• Instruction:
Examine the records and identify each line that includes the string "Üzleti". Copy those lines.

(Collection entries)

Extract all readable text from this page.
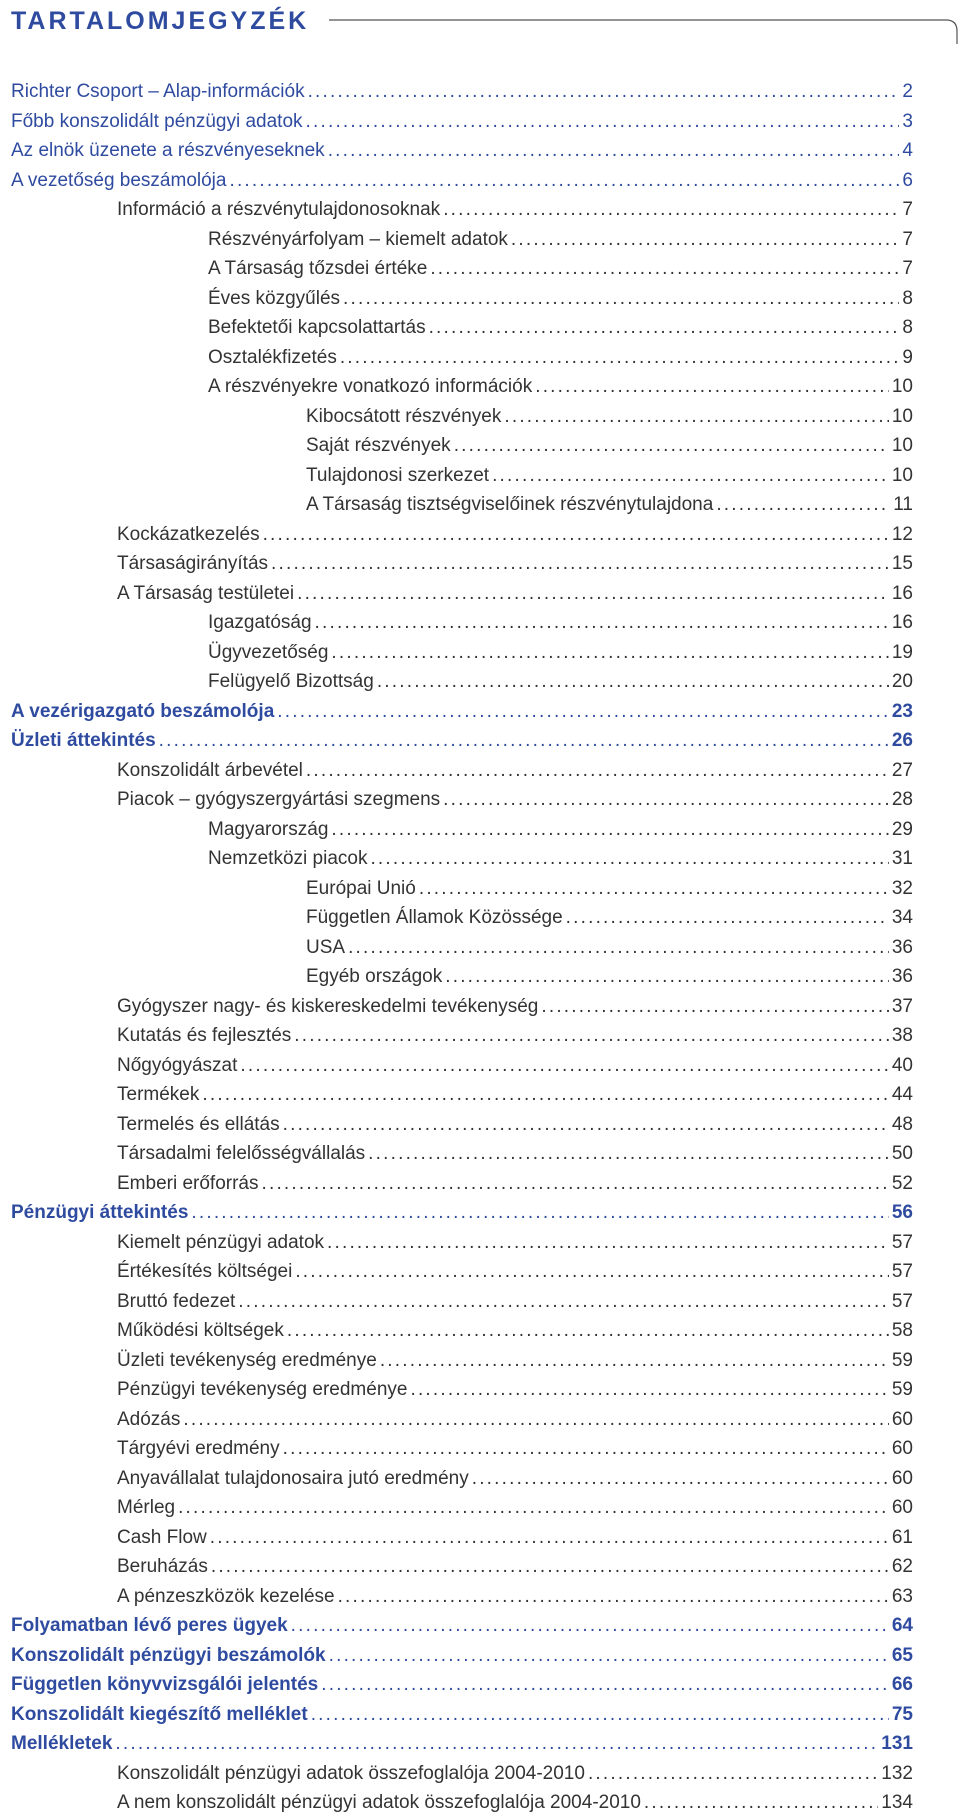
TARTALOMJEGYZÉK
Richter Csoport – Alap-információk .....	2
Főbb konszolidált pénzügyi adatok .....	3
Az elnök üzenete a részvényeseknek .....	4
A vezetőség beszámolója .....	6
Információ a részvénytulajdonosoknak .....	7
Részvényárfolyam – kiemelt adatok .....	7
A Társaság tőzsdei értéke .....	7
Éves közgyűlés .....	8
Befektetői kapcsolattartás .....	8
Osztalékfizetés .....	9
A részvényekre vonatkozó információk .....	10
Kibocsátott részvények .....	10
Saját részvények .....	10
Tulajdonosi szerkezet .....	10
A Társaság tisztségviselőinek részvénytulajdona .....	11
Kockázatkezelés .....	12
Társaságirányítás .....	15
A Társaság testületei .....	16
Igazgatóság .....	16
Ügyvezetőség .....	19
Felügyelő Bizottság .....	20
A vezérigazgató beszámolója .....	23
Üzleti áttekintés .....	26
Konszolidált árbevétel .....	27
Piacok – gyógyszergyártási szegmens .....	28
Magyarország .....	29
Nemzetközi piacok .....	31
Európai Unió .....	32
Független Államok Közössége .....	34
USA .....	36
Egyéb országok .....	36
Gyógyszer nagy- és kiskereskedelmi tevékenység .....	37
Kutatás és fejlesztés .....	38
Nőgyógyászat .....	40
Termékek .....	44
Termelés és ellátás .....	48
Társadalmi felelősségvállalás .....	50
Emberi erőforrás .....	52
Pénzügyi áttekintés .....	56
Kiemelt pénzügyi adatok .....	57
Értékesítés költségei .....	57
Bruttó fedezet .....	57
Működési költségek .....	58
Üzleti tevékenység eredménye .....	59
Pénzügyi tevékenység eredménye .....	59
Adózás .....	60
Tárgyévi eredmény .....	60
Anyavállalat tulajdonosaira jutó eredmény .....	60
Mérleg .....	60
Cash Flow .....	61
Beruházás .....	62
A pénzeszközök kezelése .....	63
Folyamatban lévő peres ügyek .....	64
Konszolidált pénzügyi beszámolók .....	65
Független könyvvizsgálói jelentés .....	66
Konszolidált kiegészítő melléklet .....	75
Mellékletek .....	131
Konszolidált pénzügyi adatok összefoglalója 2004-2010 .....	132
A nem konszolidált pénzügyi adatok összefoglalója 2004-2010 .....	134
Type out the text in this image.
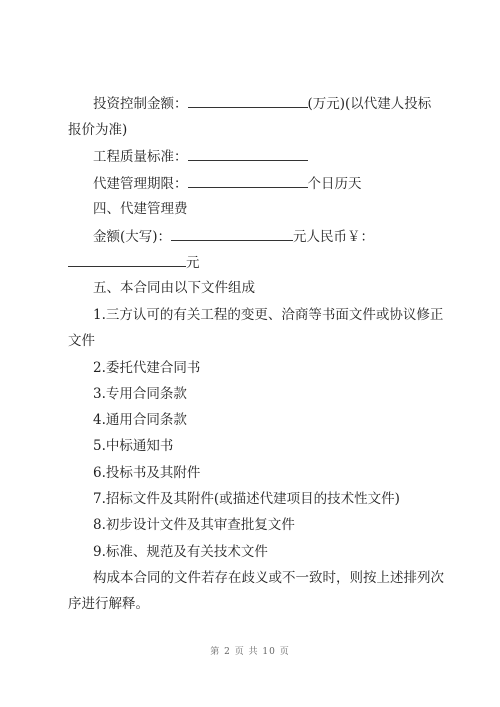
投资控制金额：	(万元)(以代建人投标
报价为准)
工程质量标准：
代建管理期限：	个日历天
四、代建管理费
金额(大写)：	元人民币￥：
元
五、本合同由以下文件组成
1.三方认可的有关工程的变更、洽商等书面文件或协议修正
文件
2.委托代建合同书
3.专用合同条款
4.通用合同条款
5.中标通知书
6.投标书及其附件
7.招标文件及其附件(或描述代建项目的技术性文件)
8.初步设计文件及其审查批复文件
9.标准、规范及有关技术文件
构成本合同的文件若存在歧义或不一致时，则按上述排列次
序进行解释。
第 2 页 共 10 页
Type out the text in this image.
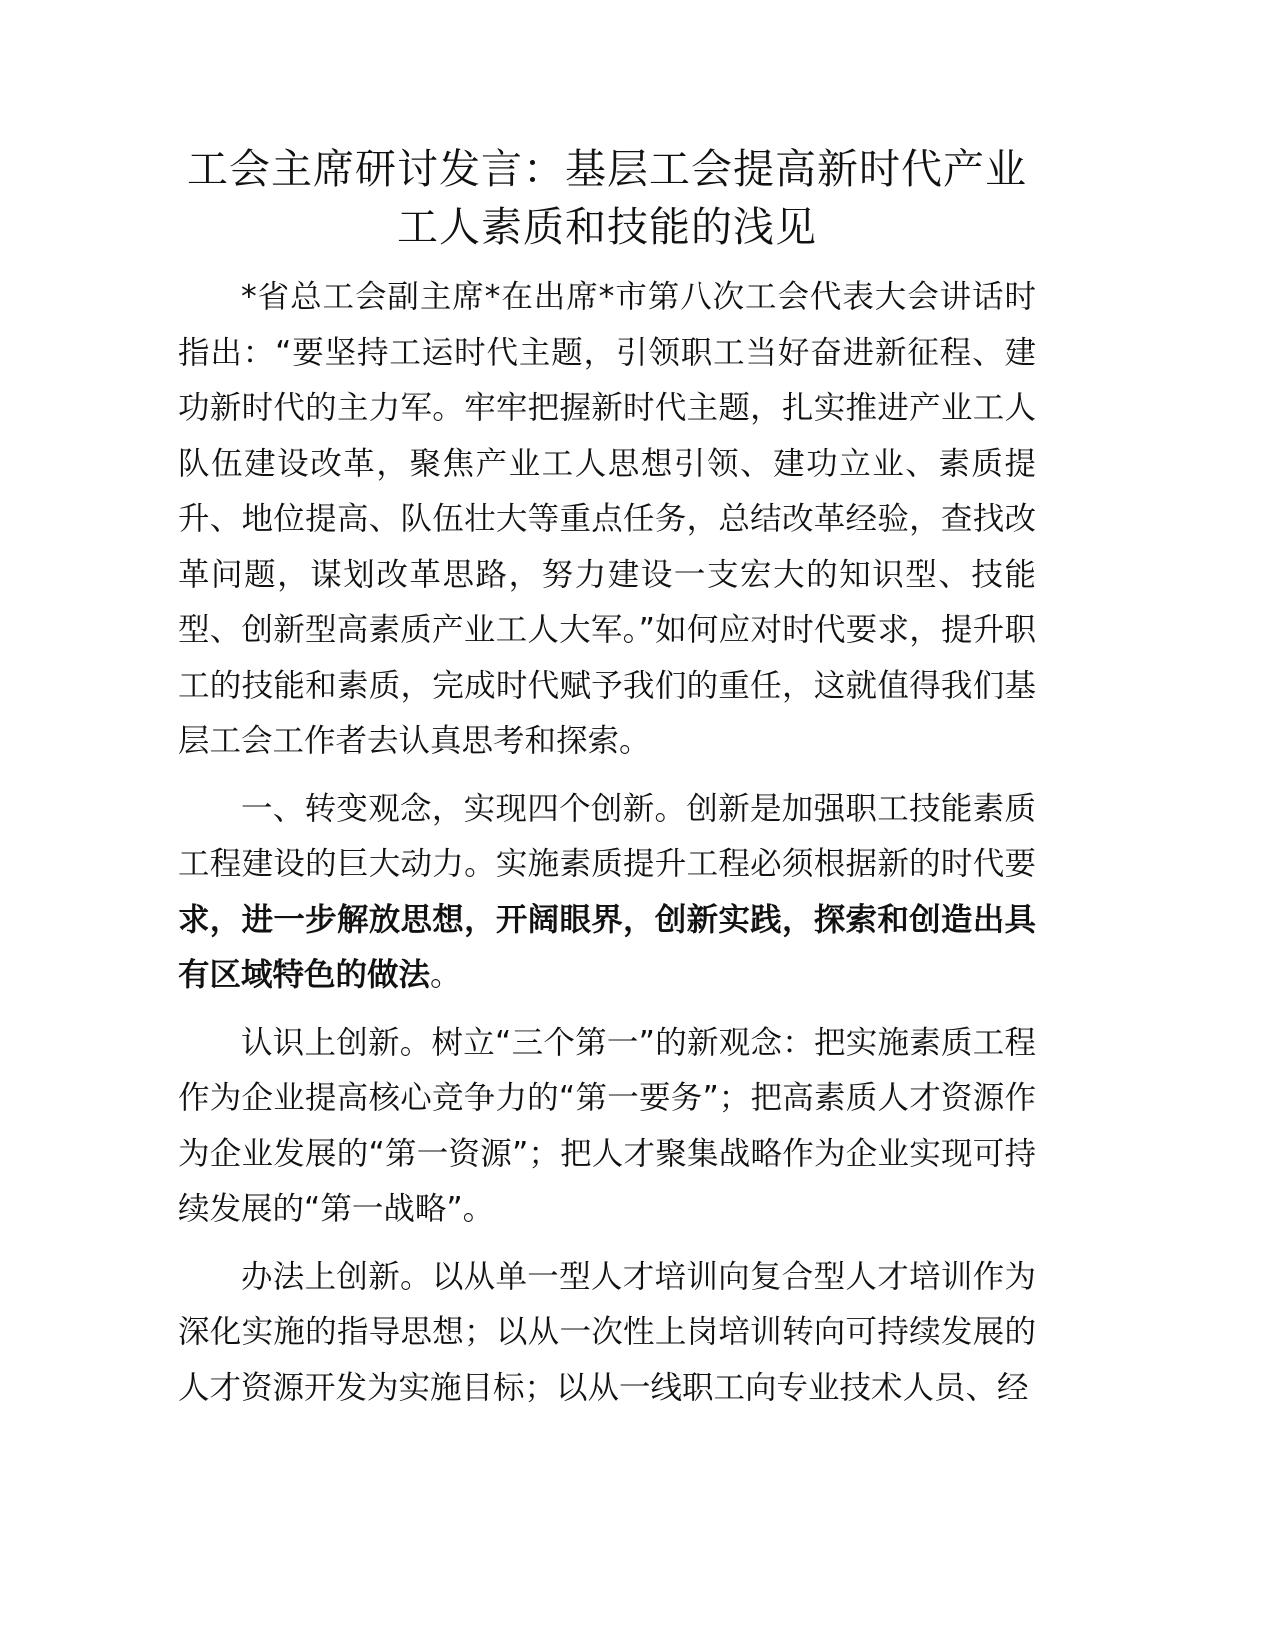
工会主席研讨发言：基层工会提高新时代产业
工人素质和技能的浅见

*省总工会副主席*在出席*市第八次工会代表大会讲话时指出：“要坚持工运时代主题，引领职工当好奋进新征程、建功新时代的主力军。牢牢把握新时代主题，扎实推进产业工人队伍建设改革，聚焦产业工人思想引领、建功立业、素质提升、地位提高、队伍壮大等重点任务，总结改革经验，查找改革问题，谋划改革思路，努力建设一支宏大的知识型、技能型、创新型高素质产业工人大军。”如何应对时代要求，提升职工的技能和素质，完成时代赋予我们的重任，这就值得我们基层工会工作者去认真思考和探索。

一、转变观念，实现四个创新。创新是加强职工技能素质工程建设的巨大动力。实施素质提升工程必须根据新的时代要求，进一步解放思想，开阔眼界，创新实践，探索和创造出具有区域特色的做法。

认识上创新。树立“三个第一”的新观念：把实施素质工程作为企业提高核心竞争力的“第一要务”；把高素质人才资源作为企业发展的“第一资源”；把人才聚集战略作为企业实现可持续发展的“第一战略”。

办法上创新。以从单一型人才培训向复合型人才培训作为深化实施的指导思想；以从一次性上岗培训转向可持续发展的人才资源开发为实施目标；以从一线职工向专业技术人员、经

• Output below:
Üzleti áttekintés .....	26
Üzleti tevékenység eredménye .....	59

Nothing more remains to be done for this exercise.